Finally, the .left_edge and .right_edge attributes can be especially useful, because they give you the first and last token of the subtree. This is the easiest way to create a Span object for a syntactic phrase. Note that .right_edge gives a token within the subtree — so if you use it as the end-point of a range, don't forget to +1!

In [26]:
nlp = spacy.load('en_core_web_sm')
doc = nlp(u"Credit and mortgage account holders must submit their requests")

span = doc[doc[4].left_edge.i : doc[4].right_edge.i+1]
span.merge()
for token in doc:
    print(token.text, token.pos_, token.dep_, token.head.text)

Credit and mortgage account holders NOUN nsubj submit
must VERB aux submit
submit VERB ROOT submit
their ADJ poss requests
requests NOUN dobj submit


## Visualizing dependencies
The best way to understand spaCy's dependency parser is interactively. To make this easier, spaCy v2.0+ comes with a visualization module. You can pass a Doc or a list of Doc objects to displaCy and run displacy.serve to run the web server, or displacy.render to generate the raw markup. If you want to know how to write rules that hook into some type of syntactic construction, just plug the sentence into the visualizer and see how spaCy annotates it.

**DATASET EXCERPT**:
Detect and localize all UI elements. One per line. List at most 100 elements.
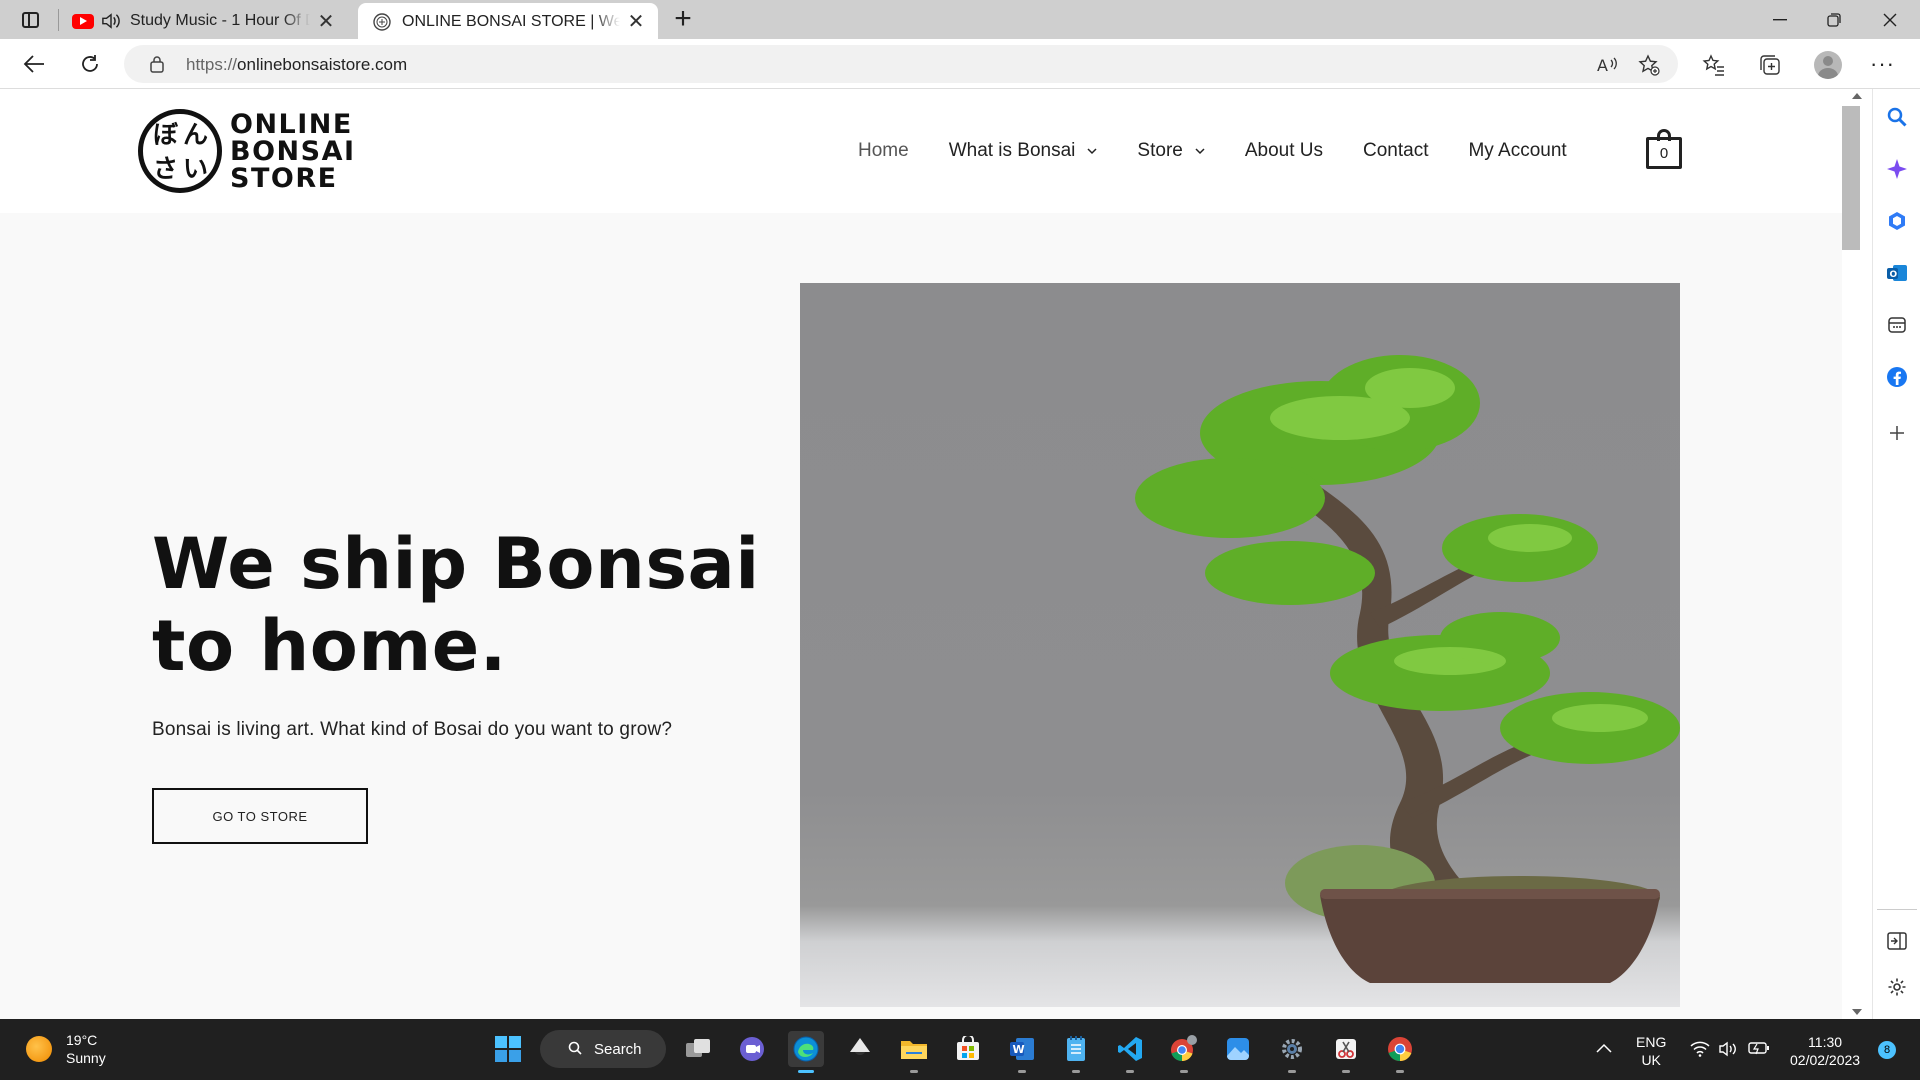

**TASK REQUIREMENTS**:
#1 Answer these questions using the spaCy excerpt:
(a) What do the .left_edge and .right_edge attributes give you?
(b) What should be added when .right_edge is used as the end-point of a range?
(c) Which displaCy function generates the raw markup?
#2 Summarize the spaCy excerpt in two sentences.

**ANSWERS PER TASK**:
#1
(a) The first and last token of the subtree.
(b) +1.
(c) displacy.render.

#2 The .left_edge and .right_edge attributes give the first and last token of a subtree, which makes them the easiest way to create a Span object for a syntactic phrase, though 1 must be added when .right_edge is used as the end-point of a range. spaCy v2.0+ comes with a visualization module, displaCy, which can run a web server with displacy.serve or generate raw markup with displacy.render, and it shows how spaCy annotates a sentence.